Enquanto em 23JUN "amargávas" na "Mata dos Madeiros" e sentias os bombardeamentos lá para os lados de Ponta Costa, regressando na manhã de 24, "eles", em 24 (só não posso agora precisar se na noite de 23 para 24 ou 24 para 25), foram fazer "uma colecta e roubo em Binhante (Tabanca entre o Rio Costa e a estrada TPinto-Pelundo, a cerca de 4-5km de TPinto, ver carta de TPinto), incendiando 14 moranças, fizeram grandes estragos e sevícias na POP, levando alguns como carregadores".
Era o chamado "jogo do gato e do rato"!
A 25 lá fui 2 vezes a essa Tabanca, tendo vindo levantar 4 sacos de arroz na "filial" da casa Gouveia (em nome do CAOP), para minorar os estragos.
Já não recordo se cheguei a enviar esta notícia para o Blogue juntamente com uma foto relativa a esse acontecimento em Binhante.

Como bom católico que és, assististe à missa dominical do dia 27 (sim era domingo), enquanto eu, já então descrente, nem sei onde ficaria a igreja.

■ **Conjunto de registros**
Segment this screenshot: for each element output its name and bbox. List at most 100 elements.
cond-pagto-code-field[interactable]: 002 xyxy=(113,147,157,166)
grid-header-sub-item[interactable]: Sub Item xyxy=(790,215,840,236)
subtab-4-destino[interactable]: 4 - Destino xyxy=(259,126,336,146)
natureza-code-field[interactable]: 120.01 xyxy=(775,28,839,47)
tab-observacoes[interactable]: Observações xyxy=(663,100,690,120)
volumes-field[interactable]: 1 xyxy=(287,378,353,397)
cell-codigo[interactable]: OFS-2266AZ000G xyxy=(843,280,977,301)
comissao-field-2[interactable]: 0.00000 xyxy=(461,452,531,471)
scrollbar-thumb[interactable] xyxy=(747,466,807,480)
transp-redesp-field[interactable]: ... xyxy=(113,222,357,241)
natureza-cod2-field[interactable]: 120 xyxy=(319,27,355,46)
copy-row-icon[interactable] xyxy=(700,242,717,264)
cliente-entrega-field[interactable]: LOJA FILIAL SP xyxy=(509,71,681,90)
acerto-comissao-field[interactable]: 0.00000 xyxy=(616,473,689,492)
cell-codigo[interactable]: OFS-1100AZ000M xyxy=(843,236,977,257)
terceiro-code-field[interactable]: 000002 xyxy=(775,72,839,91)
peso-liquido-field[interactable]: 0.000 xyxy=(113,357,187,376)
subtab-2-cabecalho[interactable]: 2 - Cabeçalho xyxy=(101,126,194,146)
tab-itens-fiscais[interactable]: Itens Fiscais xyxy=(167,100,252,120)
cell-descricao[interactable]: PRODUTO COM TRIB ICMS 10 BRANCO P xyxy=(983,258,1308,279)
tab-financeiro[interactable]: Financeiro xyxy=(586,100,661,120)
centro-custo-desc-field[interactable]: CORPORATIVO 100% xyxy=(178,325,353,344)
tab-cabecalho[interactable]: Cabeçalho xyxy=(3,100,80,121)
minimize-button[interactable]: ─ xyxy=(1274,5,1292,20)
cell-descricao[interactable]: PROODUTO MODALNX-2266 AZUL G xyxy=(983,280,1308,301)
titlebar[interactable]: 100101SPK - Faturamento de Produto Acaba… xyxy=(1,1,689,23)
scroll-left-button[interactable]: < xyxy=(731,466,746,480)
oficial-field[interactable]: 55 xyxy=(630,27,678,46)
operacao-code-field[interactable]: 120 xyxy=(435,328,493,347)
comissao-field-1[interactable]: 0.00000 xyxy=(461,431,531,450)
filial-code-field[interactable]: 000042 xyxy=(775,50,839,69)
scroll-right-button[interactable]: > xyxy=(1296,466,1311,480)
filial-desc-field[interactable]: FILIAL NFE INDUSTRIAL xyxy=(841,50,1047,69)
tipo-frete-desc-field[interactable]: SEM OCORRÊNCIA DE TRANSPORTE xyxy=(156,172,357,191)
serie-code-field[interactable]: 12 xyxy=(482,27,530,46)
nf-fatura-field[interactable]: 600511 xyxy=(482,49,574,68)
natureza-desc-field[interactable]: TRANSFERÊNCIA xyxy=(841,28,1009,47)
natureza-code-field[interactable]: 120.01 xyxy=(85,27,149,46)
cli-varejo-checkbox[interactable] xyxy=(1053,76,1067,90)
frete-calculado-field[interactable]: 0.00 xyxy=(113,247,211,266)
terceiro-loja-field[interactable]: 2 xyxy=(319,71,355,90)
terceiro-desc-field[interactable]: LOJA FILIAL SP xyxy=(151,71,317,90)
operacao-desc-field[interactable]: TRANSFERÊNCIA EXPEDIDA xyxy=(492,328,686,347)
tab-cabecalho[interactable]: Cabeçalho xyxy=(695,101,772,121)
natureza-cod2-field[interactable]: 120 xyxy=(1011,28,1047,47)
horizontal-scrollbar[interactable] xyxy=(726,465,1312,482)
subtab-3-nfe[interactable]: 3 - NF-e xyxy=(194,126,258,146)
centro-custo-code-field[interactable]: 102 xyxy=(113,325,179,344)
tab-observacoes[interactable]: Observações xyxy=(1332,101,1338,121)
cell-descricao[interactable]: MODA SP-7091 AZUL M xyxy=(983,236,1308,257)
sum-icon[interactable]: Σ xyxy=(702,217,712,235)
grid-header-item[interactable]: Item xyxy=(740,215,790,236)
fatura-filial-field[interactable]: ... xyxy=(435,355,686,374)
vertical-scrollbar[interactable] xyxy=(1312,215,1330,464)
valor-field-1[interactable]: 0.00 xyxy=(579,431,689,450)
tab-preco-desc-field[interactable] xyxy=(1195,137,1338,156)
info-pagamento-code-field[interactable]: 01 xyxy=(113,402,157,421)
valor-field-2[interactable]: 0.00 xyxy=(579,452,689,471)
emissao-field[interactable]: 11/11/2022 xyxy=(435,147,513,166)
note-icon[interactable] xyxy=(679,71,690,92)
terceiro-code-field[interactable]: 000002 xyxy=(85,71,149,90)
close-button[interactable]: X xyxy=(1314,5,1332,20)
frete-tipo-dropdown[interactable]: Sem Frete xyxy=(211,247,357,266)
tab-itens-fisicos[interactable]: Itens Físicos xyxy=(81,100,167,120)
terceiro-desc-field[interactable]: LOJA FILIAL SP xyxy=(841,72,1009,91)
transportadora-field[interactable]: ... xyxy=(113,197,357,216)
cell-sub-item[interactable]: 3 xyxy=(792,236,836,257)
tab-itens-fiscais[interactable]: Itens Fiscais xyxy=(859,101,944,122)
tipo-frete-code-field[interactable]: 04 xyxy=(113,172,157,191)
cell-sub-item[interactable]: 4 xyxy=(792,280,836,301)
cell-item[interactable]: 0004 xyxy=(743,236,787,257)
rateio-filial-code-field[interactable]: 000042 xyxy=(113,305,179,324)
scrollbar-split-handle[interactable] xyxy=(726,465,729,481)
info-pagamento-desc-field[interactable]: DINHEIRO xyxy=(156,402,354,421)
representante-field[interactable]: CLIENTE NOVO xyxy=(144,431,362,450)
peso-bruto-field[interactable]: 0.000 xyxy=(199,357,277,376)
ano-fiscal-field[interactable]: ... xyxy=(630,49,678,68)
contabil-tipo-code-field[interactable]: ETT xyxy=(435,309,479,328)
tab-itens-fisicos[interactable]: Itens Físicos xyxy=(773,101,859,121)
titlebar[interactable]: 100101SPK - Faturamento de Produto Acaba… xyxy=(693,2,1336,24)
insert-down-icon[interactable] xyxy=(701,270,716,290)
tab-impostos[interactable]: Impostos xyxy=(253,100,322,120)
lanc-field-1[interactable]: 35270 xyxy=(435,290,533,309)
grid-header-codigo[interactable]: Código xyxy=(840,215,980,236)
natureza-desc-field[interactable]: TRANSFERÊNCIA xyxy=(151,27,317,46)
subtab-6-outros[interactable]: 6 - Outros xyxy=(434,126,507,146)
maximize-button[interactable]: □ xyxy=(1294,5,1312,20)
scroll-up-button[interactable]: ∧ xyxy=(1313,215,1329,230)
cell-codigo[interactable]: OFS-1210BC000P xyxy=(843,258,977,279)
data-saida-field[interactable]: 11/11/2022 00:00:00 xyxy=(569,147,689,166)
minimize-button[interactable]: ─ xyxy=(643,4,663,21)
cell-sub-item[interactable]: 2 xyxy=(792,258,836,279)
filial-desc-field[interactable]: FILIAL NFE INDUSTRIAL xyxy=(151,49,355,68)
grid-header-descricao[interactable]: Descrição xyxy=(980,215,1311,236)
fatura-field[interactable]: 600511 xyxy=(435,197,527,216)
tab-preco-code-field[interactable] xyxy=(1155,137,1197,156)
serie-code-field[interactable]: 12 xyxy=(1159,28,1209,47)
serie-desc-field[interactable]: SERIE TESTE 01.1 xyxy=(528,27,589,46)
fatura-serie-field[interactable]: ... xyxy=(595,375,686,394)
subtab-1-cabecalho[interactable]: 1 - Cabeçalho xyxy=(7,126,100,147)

■ **Tarefas**
1. Liste todos os nomes de lugares mencionados no excerto de origem.
2. Transcreva literalmente os registros, desde o início até a linha que contém "tipo-frete-desc-field[interactable]: SEM OCORRÊNCIA", inclusive.

■ **Respostas por tarefa**
1.
Mata dos Madeiros
Ponta Costa
Binhante
Rio Costa
TPinto
Pelundo

2.
Segment this screenshot: for each element output its name and bbox. List at most 100 elements.
cond-pagto-code-field[interactable]: 002 xyxy=(113,147,157,166)
grid-header-sub-item[interactable]: Sub Item xyxy=(790,215,840,236)
subtab-4-destino[interactable]: 4 - Destino xyxy=(259,126,336,146)
natureza-code-field[interactable]: 120.01 xyxy=(775,28,839,47)
tab-observacoes[interactable]: Observações xyxy=(663,100,690,120)
volumes-field[interactable]: 1 xyxy=(287,378,353,397)
cell-codigo[interactable]: OFS-2266AZ000G xyxy=(843,280,977,301)
comissao-field-2[interactable]: 0.00000 xyxy=(461,452,531,471)
scrollbar-thumb[interactable] xyxy=(747,466,807,480)
transp-redesp-field[interactable]: ... xyxy=(113,222,357,241)
natureza-cod2-field[interactable]: 120 xyxy=(319,27,355,46)
copy-row-icon[interactable] xyxy=(700,242,717,264)
cliente-entrega-field[interactable]: LOJA FILIAL SP xyxy=(509,71,681,90)
acerto-comissao-field[interactable]: 0.00000 xyxy=(616,473,689,492)
cell-codigo[interactable]: OFS-1100AZ000M xyxy=(843,236,977,257)
terceiro-code-field[interactable]: 000002 xyxy=(775,72,839,91)
peso-liquido-field[interactable]: 0.000 xyxy=(113,357,187,376)
subtab-2-cabecalho[interactable]: 2 - Cabeçalho xyxy=(101,126,194,146)
tab-itens-fiscais[interactable]: Itens Fiscais xyxy=(167,100,252,120)
cell-descricao[interactable]: PRODUTO COM TRIB ICMS 10 BRANCO P xyxy=(983,258,1308,279)
tab-financeiro[interactable]: Financeiro xyxy=(586,100,661,120)
centro-custo-desc-field[interactable]: CORPORATIVO 100% xyxy=(178,325,353,344)
tab-cabecalho[interactable]: Cabeçalho xyxy=(3,100,80,121)
minimize-button[interactable]: ─ xyxy=(1274,5,1292,20)
cell-descricao[interactable]: PROODUTO MODALNX-2266 AZUL G xyxy=(983,280,1308,301)
titlebar[interactable]: 100101SPK - Faturamento de Produto Acaba… xyxy=(1,1,689,23)
scroll-left-button[interactable]: < xyxy=(731,466,746,480)
oficial-field[interactable]: 55 xyxy=(630,27,678,46)
operacao-code-field[interactable]: 120 xyxy=(435,328,493,347)
comissao-field-1[interactable]: 0.00000 xyxy=(461,431,531,450)
filial-code-field[interactable]: 000042 xyxy=(775,50,839,69)
scroll-right-button[interactable]: > xyxy=(1296,466,1311,480)
filial-desc-field[interactable]: FILIAL NFE INDUSTRIAL xyxy=(841,50,1047,69)
tipo-frete-desc-field[interactable]: SEM OCORRÊNCIA DE TRANSPORTE xyxy=(156,172,357,191)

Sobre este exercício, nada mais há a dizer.